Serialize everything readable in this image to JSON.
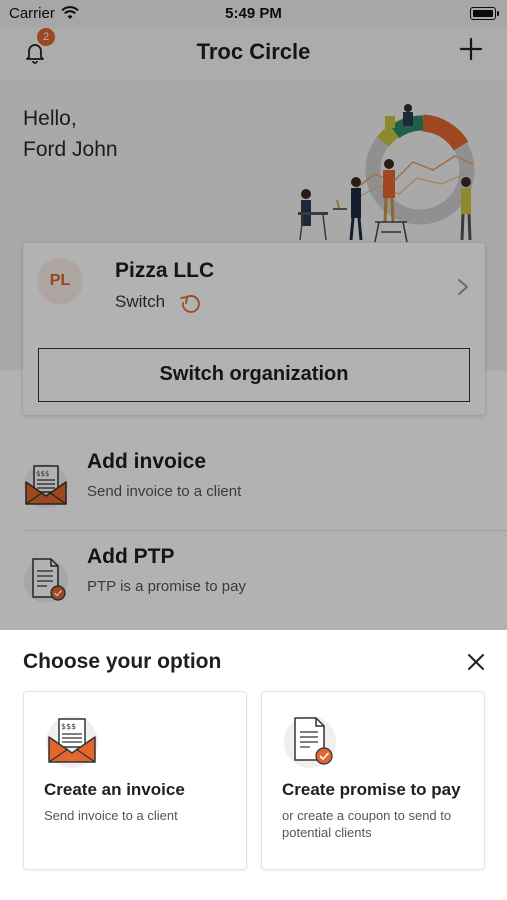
{
  "status_bar": {
    "carrier": "Carrier",
    "time": "5:49 PM"
  },
  "nav": {
    "title": "Troc Circle",
    "notification_count": "2"
  },
  "greeting": {
    "line1": "Hello,",
    "line2": "Ford John"
  },
  "organization": {
    "initials": "PL",
    "name": "Pizza LLC",
    "switch_label": "Switch",
    "switch_button": "Switch organization"
  },
  "actions": [
    {
      "title": "Add invoice",
      "subtitle": "Send invoice to a client",
      "icon": "invoice-envelope-icon"
    },
    {
      "title": "Add PTP",
      "subtitle": "PTP is a promise to pay",
      "icon": "promise-document-icon"
    }
  ],
  "sheet": {
    "title": "Choose your option",
    "options": [
      {
        "title": "Create an invoice",
        "description": "Send invoice to a client",
        "icon": "invoice-envelope-icon"
      },
      {
        "title": "Create promise to pay",
        "description": "or create a coupon to send to potential clients",
        "icon": "promise-document-icon"
      }
    ]
  },
  "colors": {
    "accent": "#e2662e",
    "text": "#1f1f1f",
    "overlay": "rgba(0,0,0,0.30)"
  }
}
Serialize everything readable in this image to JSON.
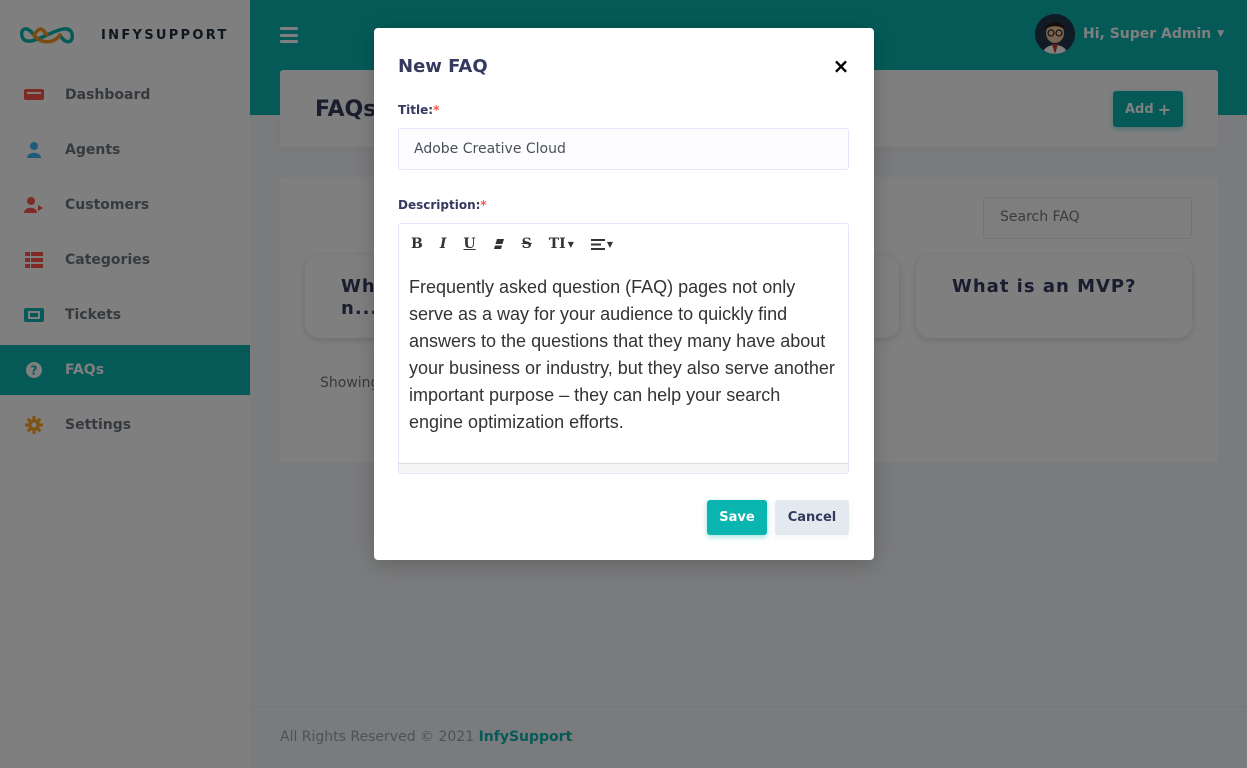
{
  "brand": {
    "name": "INFYSUPPORT"
  },
  "sidebar": {
    "items": [
      {
        "label": "Dashboard",
        "icon": "dashboard-icon",
        "color": "#fc544b"
      },
      {
        "label": "Agents",
        "icon": "user-icon",
        "color": "#3abaf4"
      },
      {
        "label": "Customers",
        "icon": "user-arrow-icon",
        "color": "#fc544b"
      },
      {
        "label": "Categories",
        "icon": "grid-icon",
        "color": "#fc544b"
      },
      {
        "label": "Tickets",
        "icon": "ticket-icon",
        "color": "#0bb5af"
      },
      {
        "label": "FAQs",
        "icon": "question-circle-icon",
        "active": true
      },
      {
        "label": "Settings",
        "icon": "gear-icon",
        "color": "#ffa426"
      }
    ]
  },
  "header": {
    "user_greeting": "Hi, Super Admin"
  },
  "page": {
    "title": "FAQs",
    "add_label": "Add",
    "search_placeholder": "Search FAQ",
    "faq_cards": [
      "Wh",
      "n...",
      "What is an MVP?"
    ],
    "showing_text": "Showing"
  },
  "footer": {
    "text": "All Rights Reserved © 2021",
    "link": "InfySupport"
  },
  "modal": {
    "title": "New FAQ",
    "close_label": "×",
    "title_label": "Title:",
    "required_mark": "*",
    "title_value": "Adobe Creative Cloud",
    "description_label": "Description:",
    "toolbar": {
      "bold": "B",
      "italic": "I",
      "underline": "U",
      "strikethrough": "S",
      "font_size": "TI"
    },
    "description_value": "Frequently asked question (FAQ) pages not only serve as a way for your audience to quickly find answers to the questions that they many have about your business or industry, but they also serve another important purpose – they can help your search engine optimization efforts.",
    "save_label": "Save",
    "cancel_label": "Cancel"
  },
  "colors": {
    "accent": "#0bb5af",
    "required": "#fc544b"
  }
}
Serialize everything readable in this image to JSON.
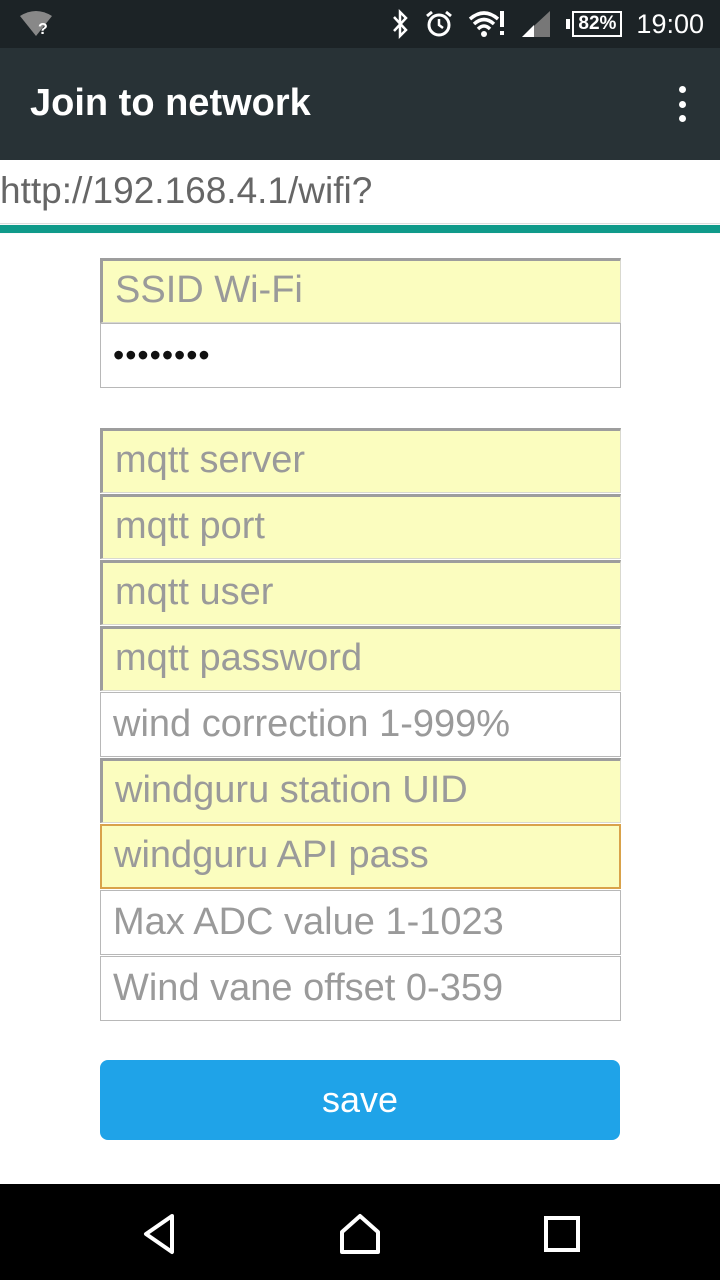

==================================================

SET TASK — Reproduce every entry word for word, but skip any pictures.

RESULT OF THE TASK —
Serialize everything readable in this image to JSON.
{
  "status_bar": {
    "carrier": "Carrier",
    "time": "5:49 PM"
  },
  "nav": {
    "title": "Troc Circle",
    "notification_count": "2"
  },
  "greeting": {
    "line1": "Hello,",
    "line2": "Ford John"
  },
  "organization": {
    "initials": "PL",
    "name": "Pizza LLC",
    "switch_label": "Switch",
    "switch_button": "Switch organization"
  },
  "actions": [
    {
      "title": "Add invoice",
      "subtitle": "Send invoice to a client",
      "icon": "invoice-envelope-icon"
    },
    {
      "title": "Add PTP",
      "subtitle": "PTP is a promise to pay",
      "icon": "promise-document-icon"
    }
  ],
  "sheet": {
    "title": "Choose your option",
    "options": [
      {
        "title": "Create an invoice",
        "description": "Send invoice to a client",
        "icon": "invoice-envelope-icon"
      },
      {
        "title": "Create promise to pay",
        "description": "or create a coupon to send to potential clients",
        "icon": "promise-document-icon"
      }
    ]
  },
  "colors": {
    "accent": "#e2662e",
    "text": "#1f1f1f",
    "overlay": "rgba(0,0,0,0.30)"
  }
}
Serialize everything readable in this image to JSON.
{
  "brand": {
    "name": "INFYSUPPORT"
  },
  "sidebar": {
    "items": [
      {
        "label": "Dashboard",
        "icon": "dashboard-icon",
        "color": "#fc544b"
      },
      {
        "label": "Agents",
        "icon": "user-icon",
        "color": "#3abaf4"
      },
      {
        "label": "Customers",
        "icon": "user-arrow-icon",
        "color": "#fc544b"
      },
      {
        "label": "Categories",
        "icon": "grid-icon",
        "color": "#fc544b"
      },
      {
        "label": "Tickets",
        "icon": "ticket-icon",
        "color": "#0bb5af"
      },
      {
        "label": "FAQs",
        "icon": "question-circle-icon",
        "active": true
      },
      {
        "label": "Settings",
        "icon": "gear-icon",
        "color": "#ffa426"
      }
    ]
  },
  "header": {
    "user_greeting": "Hi, Super Admin"
  },
  "page": {
    "title": "FAQs",
    "add_label": "Add",
    "search_placeholder": "Search FAQ",
    "faq_cards": [
      "Wh",
      "n...",
      "What is an MVP?"
    ],
    "showing_text": "Showing"
  },
  "footer": {
    "text": "All Rights Reserved © 2021",
    "link": "InfySupport"
  },
  "modal": {
    "title": "New FAQ",
    "close_label": "×",
    "title_label": "Title:",
    "required_mark": "*",
    "title_value": "Adobe Creative Cloud",
    "description_label": "Description:",
    "toolbar": {
      "bold": "B",
      "italic": "I",
      "underline": "U",
      "strikethrough": "S",
      "font_size": "TI"
    },
    "description_value": "Frequently asked question (FAQ) pages not only serve as a way for your audience to quickly find answers to the questions that they many have about your business or industry, but they also serve another important purpose – they can help your search engine optimization efforts.",
    "save_label": "Save",
    "cancel_label": "Cancel"
  },
  "colors": {
    "accent": "#0bb5af",
    "required": "#fc544b"
  }
}
Serialize everything readable in this image to JSON.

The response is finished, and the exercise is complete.